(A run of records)
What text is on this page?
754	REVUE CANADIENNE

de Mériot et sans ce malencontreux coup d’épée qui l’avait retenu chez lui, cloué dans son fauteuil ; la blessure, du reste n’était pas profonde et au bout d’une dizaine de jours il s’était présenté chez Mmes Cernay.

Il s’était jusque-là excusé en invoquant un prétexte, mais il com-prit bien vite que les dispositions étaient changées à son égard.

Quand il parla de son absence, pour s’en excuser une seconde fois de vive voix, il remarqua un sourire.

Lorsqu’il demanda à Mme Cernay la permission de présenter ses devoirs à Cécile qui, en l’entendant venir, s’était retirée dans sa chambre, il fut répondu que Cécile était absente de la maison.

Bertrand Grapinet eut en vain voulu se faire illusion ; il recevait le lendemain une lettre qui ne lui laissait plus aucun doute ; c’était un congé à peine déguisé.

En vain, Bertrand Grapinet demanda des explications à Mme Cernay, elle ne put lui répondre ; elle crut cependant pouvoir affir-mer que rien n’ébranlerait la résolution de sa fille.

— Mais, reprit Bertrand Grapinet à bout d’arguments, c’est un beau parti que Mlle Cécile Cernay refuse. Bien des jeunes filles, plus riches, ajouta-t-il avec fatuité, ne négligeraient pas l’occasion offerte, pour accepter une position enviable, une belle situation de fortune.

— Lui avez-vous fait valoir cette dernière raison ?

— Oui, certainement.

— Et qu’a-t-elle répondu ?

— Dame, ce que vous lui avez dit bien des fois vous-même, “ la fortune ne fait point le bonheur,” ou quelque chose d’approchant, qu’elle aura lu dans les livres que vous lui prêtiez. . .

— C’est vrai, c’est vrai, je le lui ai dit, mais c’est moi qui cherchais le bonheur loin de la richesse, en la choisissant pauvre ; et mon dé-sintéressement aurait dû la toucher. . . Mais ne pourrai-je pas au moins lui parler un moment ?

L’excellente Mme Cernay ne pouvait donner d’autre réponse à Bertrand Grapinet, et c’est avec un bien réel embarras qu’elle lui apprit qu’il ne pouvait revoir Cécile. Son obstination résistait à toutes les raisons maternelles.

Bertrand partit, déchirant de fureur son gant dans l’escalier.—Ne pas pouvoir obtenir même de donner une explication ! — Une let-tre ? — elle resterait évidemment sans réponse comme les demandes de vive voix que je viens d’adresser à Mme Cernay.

EXERCISE PROMPT: Go through the entries and return each line where the word "fait" appears.

FULL RESPONSE:
— Lui avez-vous fait valoir cette dernière raison ?
— Dame, ce que vous lui avez dit bien des fois vous-même, “ la fortune ne fait point le bonheur,” ou quelque chose d’approchant, qu’elle aura lu dans les livres que vous lui prêtiez. . .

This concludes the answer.